[Figure content listings]
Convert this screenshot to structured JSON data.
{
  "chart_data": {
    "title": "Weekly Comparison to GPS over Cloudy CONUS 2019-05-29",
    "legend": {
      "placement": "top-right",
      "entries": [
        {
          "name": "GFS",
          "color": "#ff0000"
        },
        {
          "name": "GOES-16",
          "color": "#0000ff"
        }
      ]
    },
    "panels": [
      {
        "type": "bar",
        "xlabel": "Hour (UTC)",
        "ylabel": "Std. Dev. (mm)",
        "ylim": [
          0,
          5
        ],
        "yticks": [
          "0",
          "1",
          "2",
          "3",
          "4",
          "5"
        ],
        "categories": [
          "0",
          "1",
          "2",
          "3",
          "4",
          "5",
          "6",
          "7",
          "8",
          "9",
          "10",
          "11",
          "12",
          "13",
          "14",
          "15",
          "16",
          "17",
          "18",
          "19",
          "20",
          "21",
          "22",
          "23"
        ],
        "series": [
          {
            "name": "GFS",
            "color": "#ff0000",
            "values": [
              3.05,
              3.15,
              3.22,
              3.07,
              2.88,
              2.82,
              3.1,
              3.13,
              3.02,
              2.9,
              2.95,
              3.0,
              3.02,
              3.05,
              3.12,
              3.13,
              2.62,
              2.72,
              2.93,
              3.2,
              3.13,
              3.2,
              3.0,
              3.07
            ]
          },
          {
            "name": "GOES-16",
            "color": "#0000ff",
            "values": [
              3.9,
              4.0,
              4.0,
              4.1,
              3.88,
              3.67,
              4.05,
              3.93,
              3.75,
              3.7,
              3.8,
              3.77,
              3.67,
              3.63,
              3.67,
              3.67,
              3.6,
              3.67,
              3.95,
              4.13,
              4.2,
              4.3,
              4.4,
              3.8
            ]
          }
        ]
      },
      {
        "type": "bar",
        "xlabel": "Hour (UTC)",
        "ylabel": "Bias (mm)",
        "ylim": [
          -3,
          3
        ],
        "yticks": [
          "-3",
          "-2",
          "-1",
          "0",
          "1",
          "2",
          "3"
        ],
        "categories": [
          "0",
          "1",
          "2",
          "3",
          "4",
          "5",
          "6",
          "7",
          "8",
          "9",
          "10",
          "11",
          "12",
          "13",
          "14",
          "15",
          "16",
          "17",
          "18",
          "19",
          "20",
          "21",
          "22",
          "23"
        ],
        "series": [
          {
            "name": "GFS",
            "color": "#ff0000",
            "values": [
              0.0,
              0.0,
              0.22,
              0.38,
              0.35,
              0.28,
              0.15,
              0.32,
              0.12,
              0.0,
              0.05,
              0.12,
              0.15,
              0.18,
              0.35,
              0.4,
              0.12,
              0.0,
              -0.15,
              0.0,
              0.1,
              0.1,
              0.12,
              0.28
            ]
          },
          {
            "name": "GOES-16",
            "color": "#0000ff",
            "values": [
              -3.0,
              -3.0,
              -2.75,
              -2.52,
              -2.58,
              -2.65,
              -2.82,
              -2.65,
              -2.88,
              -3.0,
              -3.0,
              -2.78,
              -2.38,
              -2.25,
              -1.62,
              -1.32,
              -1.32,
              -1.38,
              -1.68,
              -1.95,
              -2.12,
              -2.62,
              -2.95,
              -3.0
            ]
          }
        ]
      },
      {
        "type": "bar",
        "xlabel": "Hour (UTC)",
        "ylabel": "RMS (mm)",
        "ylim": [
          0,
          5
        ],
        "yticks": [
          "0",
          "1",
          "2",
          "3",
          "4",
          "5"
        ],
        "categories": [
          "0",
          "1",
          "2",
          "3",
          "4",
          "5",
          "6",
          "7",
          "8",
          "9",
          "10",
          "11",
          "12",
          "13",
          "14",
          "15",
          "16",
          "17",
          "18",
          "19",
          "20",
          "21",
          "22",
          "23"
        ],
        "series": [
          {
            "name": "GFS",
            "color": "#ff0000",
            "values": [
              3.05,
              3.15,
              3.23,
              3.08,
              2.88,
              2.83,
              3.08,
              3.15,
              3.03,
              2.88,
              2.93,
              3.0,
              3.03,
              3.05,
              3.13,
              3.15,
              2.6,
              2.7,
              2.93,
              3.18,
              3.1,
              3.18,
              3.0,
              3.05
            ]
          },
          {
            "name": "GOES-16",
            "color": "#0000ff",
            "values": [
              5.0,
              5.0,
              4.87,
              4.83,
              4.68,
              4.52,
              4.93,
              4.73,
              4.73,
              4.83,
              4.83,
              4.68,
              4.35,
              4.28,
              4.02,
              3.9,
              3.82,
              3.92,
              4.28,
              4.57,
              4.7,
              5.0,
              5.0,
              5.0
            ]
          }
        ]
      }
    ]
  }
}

[What you should do] Copy all lines from the listing that contain "ylabel".

[Solution]
        "ylabel": "Std. Dev. (mm)",
        "ylabel": "Bias (mm)",
        "ylabel": "RMS (mm)",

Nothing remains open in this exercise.